[Collection entries]
++++++++++++++++++++

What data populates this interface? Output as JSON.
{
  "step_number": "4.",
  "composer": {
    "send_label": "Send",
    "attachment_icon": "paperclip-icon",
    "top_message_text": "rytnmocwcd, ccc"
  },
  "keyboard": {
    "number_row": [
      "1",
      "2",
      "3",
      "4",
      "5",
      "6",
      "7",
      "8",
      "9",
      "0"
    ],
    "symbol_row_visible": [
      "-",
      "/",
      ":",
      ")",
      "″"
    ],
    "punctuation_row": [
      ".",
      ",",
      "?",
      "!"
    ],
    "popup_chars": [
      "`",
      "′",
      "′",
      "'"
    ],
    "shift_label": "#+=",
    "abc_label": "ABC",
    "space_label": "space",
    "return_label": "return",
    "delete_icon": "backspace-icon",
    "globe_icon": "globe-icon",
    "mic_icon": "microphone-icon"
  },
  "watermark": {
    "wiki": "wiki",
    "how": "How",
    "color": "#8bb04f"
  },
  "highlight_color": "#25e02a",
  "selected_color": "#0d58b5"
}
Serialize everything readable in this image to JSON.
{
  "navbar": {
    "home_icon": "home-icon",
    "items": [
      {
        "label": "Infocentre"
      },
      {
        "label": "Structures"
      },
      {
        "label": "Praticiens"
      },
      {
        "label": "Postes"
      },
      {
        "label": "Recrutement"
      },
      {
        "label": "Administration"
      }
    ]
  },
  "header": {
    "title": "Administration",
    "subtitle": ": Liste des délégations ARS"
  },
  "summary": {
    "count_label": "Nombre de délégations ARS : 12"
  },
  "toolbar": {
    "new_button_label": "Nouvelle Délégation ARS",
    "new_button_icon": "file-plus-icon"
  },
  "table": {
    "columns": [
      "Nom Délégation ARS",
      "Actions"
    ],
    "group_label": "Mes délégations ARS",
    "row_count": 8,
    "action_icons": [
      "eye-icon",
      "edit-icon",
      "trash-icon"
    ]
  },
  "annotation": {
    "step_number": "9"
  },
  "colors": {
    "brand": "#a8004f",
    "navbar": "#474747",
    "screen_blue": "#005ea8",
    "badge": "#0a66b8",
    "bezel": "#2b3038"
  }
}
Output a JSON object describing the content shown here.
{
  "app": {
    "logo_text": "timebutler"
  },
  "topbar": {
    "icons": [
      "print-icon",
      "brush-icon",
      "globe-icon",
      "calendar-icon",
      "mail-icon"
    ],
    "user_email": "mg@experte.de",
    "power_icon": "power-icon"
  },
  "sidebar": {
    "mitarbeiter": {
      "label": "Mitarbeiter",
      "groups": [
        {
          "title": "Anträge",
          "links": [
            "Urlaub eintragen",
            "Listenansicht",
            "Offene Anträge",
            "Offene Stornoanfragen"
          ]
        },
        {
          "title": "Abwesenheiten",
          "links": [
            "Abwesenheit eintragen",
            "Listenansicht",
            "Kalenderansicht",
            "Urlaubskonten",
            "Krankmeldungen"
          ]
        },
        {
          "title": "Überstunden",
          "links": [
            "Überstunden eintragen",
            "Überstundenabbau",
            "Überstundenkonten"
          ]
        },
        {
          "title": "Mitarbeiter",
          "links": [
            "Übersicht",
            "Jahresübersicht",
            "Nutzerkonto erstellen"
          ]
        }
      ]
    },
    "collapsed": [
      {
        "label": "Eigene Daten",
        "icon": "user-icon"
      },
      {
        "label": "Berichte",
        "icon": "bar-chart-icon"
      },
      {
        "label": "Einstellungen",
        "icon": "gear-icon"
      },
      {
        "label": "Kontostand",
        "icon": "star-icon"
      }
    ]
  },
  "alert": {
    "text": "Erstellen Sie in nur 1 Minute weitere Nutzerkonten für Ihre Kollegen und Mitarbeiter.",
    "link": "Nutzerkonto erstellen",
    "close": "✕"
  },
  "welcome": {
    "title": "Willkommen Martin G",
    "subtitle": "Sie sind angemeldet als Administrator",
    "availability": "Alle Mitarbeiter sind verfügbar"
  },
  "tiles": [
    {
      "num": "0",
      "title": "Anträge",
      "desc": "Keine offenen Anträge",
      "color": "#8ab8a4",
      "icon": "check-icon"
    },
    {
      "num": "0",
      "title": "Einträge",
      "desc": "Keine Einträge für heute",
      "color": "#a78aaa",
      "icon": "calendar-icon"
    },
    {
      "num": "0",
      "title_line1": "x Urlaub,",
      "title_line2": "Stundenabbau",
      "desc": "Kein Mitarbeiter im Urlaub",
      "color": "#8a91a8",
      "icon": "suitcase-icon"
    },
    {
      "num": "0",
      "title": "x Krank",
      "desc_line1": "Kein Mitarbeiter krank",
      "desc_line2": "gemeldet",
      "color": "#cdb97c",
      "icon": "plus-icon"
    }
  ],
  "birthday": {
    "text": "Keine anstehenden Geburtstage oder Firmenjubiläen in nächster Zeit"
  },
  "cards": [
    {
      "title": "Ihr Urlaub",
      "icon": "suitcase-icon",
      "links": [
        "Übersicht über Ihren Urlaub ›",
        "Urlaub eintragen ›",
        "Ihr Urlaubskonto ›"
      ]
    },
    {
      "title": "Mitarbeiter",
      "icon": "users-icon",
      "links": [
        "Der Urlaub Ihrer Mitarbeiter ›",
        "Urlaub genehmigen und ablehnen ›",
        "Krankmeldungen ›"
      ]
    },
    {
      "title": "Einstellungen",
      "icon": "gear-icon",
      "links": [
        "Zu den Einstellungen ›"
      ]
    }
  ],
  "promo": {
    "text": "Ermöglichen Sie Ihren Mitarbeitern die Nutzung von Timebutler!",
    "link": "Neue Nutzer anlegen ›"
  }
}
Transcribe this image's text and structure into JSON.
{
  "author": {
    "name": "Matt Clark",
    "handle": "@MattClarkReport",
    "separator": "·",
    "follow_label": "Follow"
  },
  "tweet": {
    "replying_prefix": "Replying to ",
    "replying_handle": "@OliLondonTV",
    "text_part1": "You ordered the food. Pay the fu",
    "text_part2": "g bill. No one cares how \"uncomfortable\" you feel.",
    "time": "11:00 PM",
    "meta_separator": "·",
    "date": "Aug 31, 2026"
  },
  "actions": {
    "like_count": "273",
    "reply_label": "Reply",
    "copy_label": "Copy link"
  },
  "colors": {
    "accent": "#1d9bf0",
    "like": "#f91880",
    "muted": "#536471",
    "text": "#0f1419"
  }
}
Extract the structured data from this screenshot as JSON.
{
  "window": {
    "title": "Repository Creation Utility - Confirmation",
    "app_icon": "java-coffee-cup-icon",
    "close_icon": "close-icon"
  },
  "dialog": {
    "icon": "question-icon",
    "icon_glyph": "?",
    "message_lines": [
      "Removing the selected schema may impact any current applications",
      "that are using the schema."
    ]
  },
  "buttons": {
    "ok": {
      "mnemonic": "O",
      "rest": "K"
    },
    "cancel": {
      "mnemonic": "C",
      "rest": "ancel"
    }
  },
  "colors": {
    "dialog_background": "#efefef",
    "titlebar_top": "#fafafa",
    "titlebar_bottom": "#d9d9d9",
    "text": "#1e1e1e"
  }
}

++++++++++++++++++++

[Directive] Could you quote the material above in full, exactly as it stands?

[Written response]
What data populates this interface? Output as JSON.
{
  "step_number": "4.",
  "composer": {
    "send_label": "Send",
    "attachment_icon": "paperclip-icon",
    "top_message_text": "rytnmocwcd, ccc"
  },
  "keyboard": {
    "number_row": [
      "1",
      "2",
      "3",
      "4",
      "5",
      "6",
      "7",
      "8",
      "9",
      "0"
    ],
    "symbol_row_visible": [
      "-",
      "/",
      ":",
      ")",
      "″"
    ],
    "punctuation_row": [
      ".",
      ",",
      "?",
      "!"
    ],
    "popup_chars": [
      "`",
      "′",
      "′",
      "'"
    ],
    "shift_label": "#+=",
    "abc_label": "ABC",
    "space_label": "space",
    "return_label": "return",
    "delete_icon": "backspace-icon",
    "globe_icon": "globe-icon",
    "mic_icon": "microphone-icon"
  },
  "watermark": {
    "wiki": "wiki",
    "how": "How",
    "color": "#8bb04f"
  },
  "highlight_color": "#25e02a",
  "selected_color": "#0d58b5"
}
Serialize everything readable in this image to JSON.
{
  "navbar": {
    "home_icon": "home-icon",
    "items": [
      {
        "label": "Infocentre"
      },
      {
        "label": "Structures"
      },
      {
        "label": "Praticiens"
      },
      {
        "label": "Postes"
      },
      {
        "label": "Recrutement"
      },
      {
        "label": "Administration"
      }
    ]
  },
  "header": {
    "title": "Administration",
    "subtitle": ": Liste des délégations ARS"
  },
  "summary": {
    "count_label": "Nombre de délégations ARS : 12"
  },
  "toolbar": {
    "new_button_label": "Nouvelle Délégation ARS",
    "new_button_icon": "file-plus-icon"
  },
  "table": {
    "columns": [
      "Nom Délégation ARS",
      "Actions"
    ],
    "group_label": "Mes délégations ARS",
    "row_count": 8,
    "action_icons": [
      "eye-icon",
      "edit-icon",
      "trash-icon"
    ]
  },
  "annotation": {
    "step_number": "9"
  },
  "colors": {
    "brand": "#a8004f",
    "navbar": "#474747",
    "screen_blue": "#005ea8",
    "badge": "#0a66b8",
    "bezel": "#2b3038"
  }
}
Output a JSON object describing the content shown here.
{
  "app": {
    "logo_text": "timebutler"
  },
  "topbar": {
    "icons": [
      "print-icon",
      "brush-icon",
      "globe-icon",
      "calendar-icon",
      "mail-icon"
    ],
    "user_email": "mg@experte.de",
    "power_icon": "power-icon"
  },
  "sidebar": {
    "mitarbeiter": {
      "label": "Mitarbeiter",
      "groups": [
        {
          "title": "Anträge",
          "links": [
            "Urlaub eintragen",
            "Listenansicht",
            "Offene Anträge",
            "Offene Stornoanfragen"
          ]
        },
        {
          "title": "Abwesenheiten",
          "links": [
            "Abwesenheit eintragen",
            "Listenansicht",
            "Kalenderansicht",
            "Urlaubskonten",
            "Krankmeldungen"
          ]
        },
        {
          "title": "Überstunden",
          "links": [
            "Überstunden eintragen",
            "Überstundenabbau",
            "Überstundenkonten"
          ]
        },
        {
          "title": "Mitarbeiter",
          "links": [
            "Übersicht",
            "Jahresübersicht",
            "Nutzerkonto erstellen"
          ]
        }
      ]
    },
    "collapsed": [
      {
        "label": "Eigene Daten",
        "icon": "user-icon"
      },
      {
        "label": "Berichte",
        "icon": "bar-chart-icon"
      },
      {
        "label": "Einstellungen",
        "icon": "gear-icon"
      },
      {
        "label": "Kontostand",
        "icon": "star-icon"
      }
    ]
  },
  "alert": {
    "text": "Erstellen Sie in nur 1 Minute weitere Nutzerkonten für Ihre Kollegen und Mitarbeiter.",
    "link": "Nutzerkonto erstellen",
    "close": "✕"
  },
  "welcome": {
    "title": "Willkommen Martin G",
    "subtitle": "Sie sind angemeldet als Administrator",
    "availability": "Alle Mitarbeiter sind verfügbar"
  },
  "tiles": [
    {
      "num": "0",
      "title": "Anträge",
      "desc": "Keine offenen Anträge",
      "color": "#8ab8a4",
      "icon": "check-icon"
    },
    {
      "num": "0",
      "title": "Einträge",
      "desc": "Keine Einträge für heute",
      "color": "#a78aaa",
      "icon": "calendar-icon"
    },
    {
      "num": "0",
      "title_line1": "x Urlaub,",
      "title_line2": "Stundenabbau",
      "desc": "Kein Mitarbeiter im Urlaub",
      "color": "#8a91a8",
      "icon": "suitcase-icon"
    },
    {
      "num": "0",
      "title": "x Krank",
      "desc_line1": "Kein Mitarbeiter krank",
      "desc_line2": "gemeldet",
      "color": "#cdb97c",
      "icon": "plus-icon"
    }
  ],
  "birthday": {
    "text": "Keine anstehenden Geburtstage oder Firmenjubiläen in nächster Zeit"
  },
  "cards": [
    {
      "title": "Ihr Urlaub",
      "icon": "suitcase-icon",
      "links": [
        "Übersicht über Ihren Urlaub ›",
        "Urlaub eintragen ›",
        "Ihr Urlaubskonto ›"
      ]
    },
    {
      "title": "Mitarbeiter",
      "icon": "users-icon",
      "links": [
        "Der Urlaub Ihrer Mitarbeiter ›",
        "Urlaub genehmigen und ablehnen ›",
        "Krankmeldungen ›"
      ]
    },
    {
      "title": "Einstellungen",
      "icon": "gear-icon",
      "links": [
        "Zu den Einstellungen ›"
      ]
    }
  ],
  "promo": {
    "text": "Ermöglichen Sie Ihren Mitarbeitern die Nutzung von Timebutler!",
    "link": "Neue Nutzer anlegen ›"
  }
}
Transcribe this image's text and structure into JSON.
{
  "author": {
    "name": "Matt Clark",
    "handle": "@MattClarkReport",
    "separator": "·",
    "follow_label": "Follow"
  },
  "tweet": {
    "replying_prefix": "Replying to ",
    "replying_handle": "@OliLondonTV",
    "text_part1": "You ordered the food. Pay the fu",
    "text_part2": "g bill. No one cares how \"uncomfortable\" you feel.",
    "time": "11:00 PM",
    "meta_separator": "·",
    "date": "Aug 31, 2026"
  },
  "actions": {
    "like_count": "273",
    "reply_label": "Reply",
    "copy_label": "Copy link"
  },
  "colors": {
    "accent": "#1d9bf0",
    "like": "#f91880",
    "muted": "#536471",
    "text": "#0f1419"
  }
}
Extract the structured data from this screenshot as JSON.
{
  "window": {
    "title": "Repository Creation Utility - Confirmation",
    "app_icon": "java-coffee-cup-icon",
    "close_icon": "close-icon"
  },
  "dialog": {
    "icon": "question-icon",
    "icon_glyph": "?",
    "message_lines": [
      "Removing the selected schema may impact any current applications",
      "that are using the schema."
    ]
  },
  "buttons": {
    "ok": {
      "mnemonic": "O",
      "rest": "K"
    },
    "cancel": {
      "mnemonic": "C",
      "rest": "ancel"
    }
  },
  "colors": {
    "dialog_background": "#efefef",
    "titlebar_top": "#fafafa",
    "titlebar_bottom": "#d9d9d9",
    "text": "#1e1e1e"
  }
}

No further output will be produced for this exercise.